◆ **YOUR OBJECTIVE**: Set down each record below precisely, skipping the pictures.

◆ **TASK INPUT**:
* START *

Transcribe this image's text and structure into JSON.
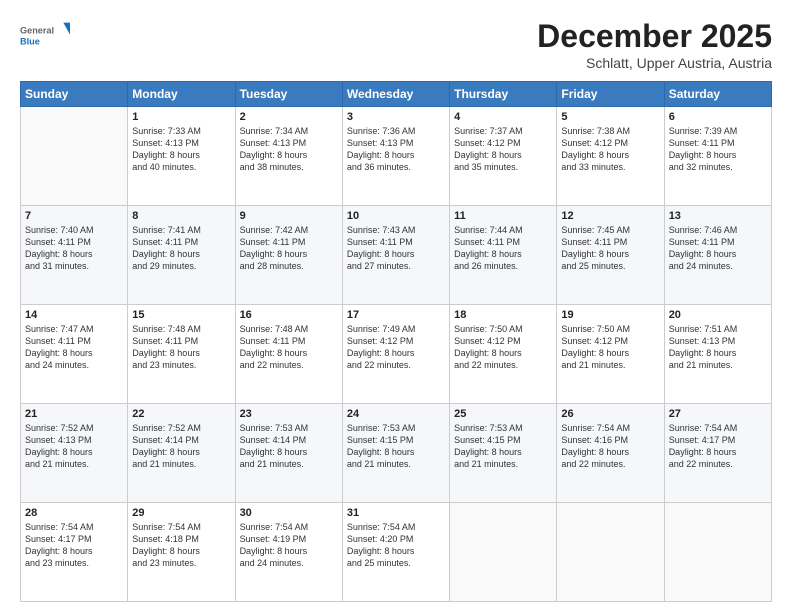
{
  "header": {
    "logo_general": "General",
    "logo_blue": "Blue",
    "month_title": "December 2025",
    "location": "Schlatt, Upper Austria, Austria"
  },
  "weekdays": [
    "Sunday",
    "Monday",
    "Tuesday",
    "Wednesday",
    "Thursday",
    "Friday",
    "Saturday"
  ],
  "weeks": [
    [
      {
        "day": "",
        "text": ""
      },
      {
        "day": "1",
        "text": "Sunrise: 7:33 AM\nSunset: 4:13 PM\nDaylight: 8 hours\nand 40 minutes."
      },
      {
        "day": "2",
        "text": "Sunrise: 7:34 AM\nSunset: 4:13 PM\nDaylight: 8 hours\nand 38 minutes."
      },
      {
        "day": "3",
        "text": "Sunrise: 7:36 AM\nSunset: 4:13 PM\nDaylight: 8 hours\nand 36 minutes."
      },
      {
        "day": "4",
        "text": "Sunrise: 7:37 AM\nSunset: 4:12 PM\nDaylight: 8 hours\nand 35 minutes."
      },
      {
        "day": "5",
        "text": "Sunrise: 7:38 AM\nSunset: 4:12 PM\nDaylight: 8 hours\nand 33 minutes."
      },
      {
        "day": "6",
        "text": "Sunrise: 7:39 AM\nSunset: 4:11 PM\nDaylight: 8 hours\nand 32 minutes."
      }
    ],
    [
      {
        "day": "7",
        "text": "Sunrise: 7:40 AM\nSunset: 4:11 PM\nDaylight: 8 hours\nand 31 minutes."
      },
      {
        "day": "8",
        "text": "Sunrise: 7:41 AM\nSunset: 4:11 PM\nDaylight: 8 hours\nand 29 minutes."
      },
      {
        "day": "9",
        "text": "Sunrise: 7:42 AM\nSunset: 4:11 PM\nDaylight: 8 hours\nand 28 minutes."
      },
      {
        "day": "10",
        "text": "Sunrise: 7:43 AM\nSunset: 4:11 PM\nDaylight: 8 hours\nand 27 minutes."
      },
      {
        "day": "11",
        "text": "Sunrise: 7:44 AM\nSunset: 4:11 PM\nDaylight: 8 hours\nand 26 minutes."
      },
      {
        "day": "12",
        "text": "Sunrise: 7:45 AM\nSunset: 4:11 PM\nDaylight: 8 hours\nand 25 minutes."
      },
      {
        "day": "13",
        "text": "Sunrise: 7:46 AM\nSunset: 4:11 PM\nDaylight: 8 hours\nand 24 minutes."
      }
    ],
    [
      {
        "day": "14",
        "text": "Sunrise: 7:47 AM\nSunset: 4:11 PM\nDaylight: 8 hours\nand 24 minutes."
      },
      {
        "day": "15",
        "text": "Sunrise: 7:48 AM\nSunset: 4:11 PM\nDaylight: 8 hours\nand 23 minutes."
      },
      {
        "day": "16",
        "text": "Sunrise: 7:48 AM\nSunset: 4:11 PM\nDaylight: 8 hours\nand 22 minutes."
      },
      {
        "day": "17",
        "text": "Sunrise: 7:49 AM\nSunset: 4:12 PM\nDaylight: 8 hours\nand 22 minutes."
      },
      {
        "day": "18",
        "text": "Sunrise: 7:50 AM\nSunset: 4:12 PM\nDaylight: 8 hours\nand 22 minutes."
      },
      {
        "day": "19",
        "text": "Sunrise: 7:50 AM\nSunset: 4:12 PM\nDaylight: 8 hours\nand 21 minutes."
      },
      {
        "day": "20",
        "text": "Sunrise: 7:51 AM\nSunset: 4:13 PM\nDaylight: 8 hours\nand 21 minutes."
      }
    ],
    [
      {
        "day": "21",
        "text": "Sunrise: 7:52 AM\nSunset: 4:13 PM\nDaylight: 8 hours\nand 21 minutes."
      },
      {
        "day": "22",
        "text": "Sunrise: 7:52 AM\nSunset: 4:14 PM\nDaylight: 8 hours\nand 21 minutes."
      },
      {
        "day": "23",
        "text": "Sunrise: 7:53 AM\nSunset: 4:14 PM\nDaylight: 8 hours\nand 21 minutes."
      },
      {
        "day": "24",
        "text": "Sunrise: 7:53 AM\nSunset: 4:15 PM\nDaylight: 8 hours\nand 21 minutes."
      },
      {
        "day": "25",
        "text": "Sunrise: 7:53 AM\nSunset: 4:15 PM\nDaylight: 8 hours\nand 21 minutes."
      },
      {
        "day": "26",
        "text": "Sunrise: 7:54 AM\nSunset: 4:16 PM\nDaylight: 8 hours\nand 22 minutes."
      },
      {
        "day": "27",
        "text": "Sunrise: 7:54 AM\nSunset: 4:17 PM\nDaylight: 8 hours\nand 22 minutes."
      }
    ],
    [
      {
        "day": "28",
        "text": "Sunrise: 7:54 AM\nSunset: 4:17 PM\nDaylight: 8 hours\nand 23 minutes."
      },
      {
        "day": "29",
        "text": "Sunrise: 7:54 AM\nSunset: 4:18 PM\nDaylight: 8 hours\nand 23 minutes."
      },
      {
        "day": "30",
        "text": "Sunrise: 7:54 AM\nSunset: 4:19 PM\nDaylight: 8 hours\nand 24 minutes."
      },
      {
        "day": "31",
        "text": "Sunrise: 7:54 AM\nSunset: 4:20 PM\nDaylight: 8 hours\nand 25 minutes."
      },
      {
        "day": "",
        "text": ""
      },
      {
        "day": "",
        "text": ""
      },
      {
        "day": "",
        "text": ""
      }
    ]
  ]
}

* END *

◆ **THE COMPLETED TASK**:
Transcribe this image's text and structure into JSON.
{
  "header": {
    "logo_general": "General",
    "logo_blue": "Blue",
    "month_title": "December 2025",
    "location": "Schlatt, Upper Austria, Austria"
  },
  "weekdays": [
    "Sunday",
    "Monday",
    "Tuesday",
    "Wednesday",
    "Thursday",
    "Friday",
    "Saturday"
  ],
  "weeks": [
    [
      {
        "day": "",
        "text": ""
      },
      {
        "day": "1",
        "text": "Sunrise: 7:33 AM\nSunset: 4:13 PM\nDaylight: 8 hours\nand 40 minutes."
      },
      {
        "day": "2",
        "text": "Sunrise: 7:34 AM\nSunset: 4:13 PM\nDaylight: 8 hours\nand 38 minutes."
      },
      {
        "day": "3",
        "text": "Sunrise: 7:36 AM\nSunset: 4:13 PM\nDaylight: 8 hours\nand 36 minutes."
      },
      {
        "day": "4",
        "text": "Sunrise: 7:37 AM\nSunset: 4:12 PM\nDaylight: 8 hours\nand 35 minutes."
      },
      {
        "day": "5",
        "text": "Sunrise: 7:38 AM\nSunset: 4:12 PM\nDaylight: 8 hours\nand 33 minutes."
      },
      {
        "day": "6",
        "text": "Sunrise: 7:39 AM\nSunset: 4:11 PM\nDaylight: 8 hours\nand 32 minutes."
      }
    ],
    [
      {
        "day": "7",
        "text": "Sunrise: 7:40 AM\nSunset: 4:11 PM\nDaylight: 8 hours\nand 31 minutes."
      },
      {
        "day": "8",
        "text": "Sunrise: 7:41 AM\nSunset: 4:11 PM\nDaylight: 8 hours\nand 29 minutes."
      },
      {
        "day": "9",
        "text": "Sunrise: 7:42 AM\nSunset: 4:11 PM\nDaylight: 8 hours\nand 28 minutes."
      },
      {
        "day": "10",
        "text": "Sunrise: 7:43 AM\nSunset: 4:11 PM\nDaylight: 8 hours\nand 27 minutes."
      },
      {
        "day": "11",
        "text": "Sunrise: 7:44 AM\nSunset: 4:11 PM\nDaylight: 8 hours\nand 26 minutes."
      },
      {
        "day": "12",
        "text": "Sunrise: 7:45 AM\nSunset: 4:11 PM\nDaylight: 8 hours\nand 25 minutes."
      },
      {
        "day": "13",
        "text": "Sunrise: 7:46 AM\nSunset: 4:11 PM\nDaylight: 8 hours\nand 24 minutes."
      }
    ],
    [
      {
        "day": "14",
        "text": "Sunrise: 7:47 AM\nSunset: 4:11 PM\nDaylight: 8 hours\nand 24 minutes."
      },
      {
        "day": "15",
        "text": "Sunrise: 7:48 AM\nSunset: 4:11 PM\nDaylight: 8 hours\nand 23 minutes."
      },
      {
        "day": "16",
        "text": "Sunrise: 7:48 AM\nSunset: 4:11 PM\nDaylight: 8 hours\nand 22 minutes."
      },
      {
        "day": "17",
        "text": "Sunrise: 7:49 AM\nSunset: 4:12 PM\nDaylight: 8 hours\nand 22 minutes."
      },
      {
        "day": "18",
        "text": "Sunrise: 7:50 AM\nSunset: 4:12 PM\nDaylight: 8 hours\nand 22 minutes."
      },
      {
        "day": "19",
        "text": "Sunrise: 7:50 AM\nSunset: 4:12 PM\nDaylight: 8 hours\nand 21 minutes."
      },
      {
        "day": "20",
        "text": "Sunrise: 7:51 AM\nSunset: 4:13 PM\nDaylight: 8 hours\nand 21 minutes."
      }
    ],
    [
      {
        "day": "21",
        "text": "Sunrise: 7:52 AM\nSunset: 4:13 PM\nDaylight: 8 hours\nand 21 minutes."
      },
      {
        "day": "22",
        "text": "Sunrise: 7:52 AM\nSunset: 4:14 PM\nDaylight: 8 hours\nand 21 minutes."
      },
      {
        "day": "23",
        "text": "Sunrise: 7:53 AM\nSunset: 4:14 PM\nDaylight: 8 hours\nand 21 minutes."
      },
      {
        "day": "24",
        "text": "Sunrise: 7:53 AM\nSunset: 4:15 PM\nDaylight: 8 hours\nand 21 minutes."
      },
      {
        "day": "25",
        "text": "Sunrise: 7:53 AM\nSunset: 4:15 PM\nDaylight: 8 hours\nand 21 minutes."
      },
      {
        "day": "26",
        "text": "Sunrise: 7:54 AM\nSunset: 4:16 PM\nDaylight: 8 hours\nand 22 minutes."
      },
      {
        "day": "27",
        "text": "Sunrise: 7:54 AM\nSunset: 4:17 PM\nDaylight: 8 hours\nand 22 minutes."
      }
    ],
    [
      {
        "day": "28",
        "text": "Sunrise: 7:54 AM\nSunset: 4:17 PM\nDaylight: 8 hours\nand 23 minutes."
      },
      {
        "day": "29",
        "text": "Sunrise: 7:54 AM\nSunset: 4:18 PM\nDaylight: 8 hours\nand 23 minutes."
      },
      {
        "day": "30",
        "text": "Sunrise: 7:54 AM\nSunset: 4:19 PM\nDaylight: 8 hours\nand 24 minutes."
      },
      {
        "day": "31",
        "text": "Sunrise: 7:54 AM\nSunset: 4:20 PM\nDaylight: 8 hours\nand 25 minutes."
      },
      {
        "day": "",
        "text": ""
      },
      {
        "day": "",
        "text": ""
      },
      {
        "day": "",
        "text": ""
      }
    ]
  ]
}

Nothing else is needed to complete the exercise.